■ AIM: Gather every line of the entries that includes the word "frac".

■ SOURCE MATERIAL:
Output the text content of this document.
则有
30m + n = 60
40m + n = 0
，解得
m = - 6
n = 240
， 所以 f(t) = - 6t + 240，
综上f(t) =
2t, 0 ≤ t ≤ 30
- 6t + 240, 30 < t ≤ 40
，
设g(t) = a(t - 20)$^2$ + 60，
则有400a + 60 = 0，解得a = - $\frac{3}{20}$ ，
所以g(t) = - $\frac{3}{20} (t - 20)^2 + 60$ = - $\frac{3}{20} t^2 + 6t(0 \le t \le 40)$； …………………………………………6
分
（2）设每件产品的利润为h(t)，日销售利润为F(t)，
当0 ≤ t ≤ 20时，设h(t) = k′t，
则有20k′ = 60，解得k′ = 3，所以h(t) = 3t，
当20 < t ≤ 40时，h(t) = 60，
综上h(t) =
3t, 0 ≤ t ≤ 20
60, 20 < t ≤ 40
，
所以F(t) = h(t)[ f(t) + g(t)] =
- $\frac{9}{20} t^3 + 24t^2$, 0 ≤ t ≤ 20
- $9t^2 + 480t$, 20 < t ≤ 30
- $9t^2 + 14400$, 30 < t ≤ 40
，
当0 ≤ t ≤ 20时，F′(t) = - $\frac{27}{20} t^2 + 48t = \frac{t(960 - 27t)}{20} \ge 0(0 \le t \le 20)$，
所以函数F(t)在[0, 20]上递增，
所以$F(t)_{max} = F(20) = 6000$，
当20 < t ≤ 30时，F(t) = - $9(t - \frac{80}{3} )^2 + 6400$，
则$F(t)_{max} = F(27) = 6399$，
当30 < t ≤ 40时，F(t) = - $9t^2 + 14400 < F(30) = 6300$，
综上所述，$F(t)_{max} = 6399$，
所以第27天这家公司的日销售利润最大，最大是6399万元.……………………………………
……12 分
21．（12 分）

■ WRITTEN SOLUTION:
则有400a + 60 = 0，解得a = - $\frac{3}{20}$ ，
所以g(t) = - $\frac{3}{20} (t - 20)^2 + 60$ = - $\frac{3}{20} t^2 + 6t(0 \le t \le 40)$； …………………………………………6
- $\frac{9}{20} t^3 + 24t^2$, 0 ≤ t ≤ 20
当0 ≤ t ≤ 20时，F′(t) = - $\frac{27}{20} t^2 + 48t = \frac{t(960 - 27t)}{20} \ge 0(0 \le t \le 20)$，
当20 < t ≤ 30时，F(t) = - $9(t - \frac{80}{3} )^2 + 6400$，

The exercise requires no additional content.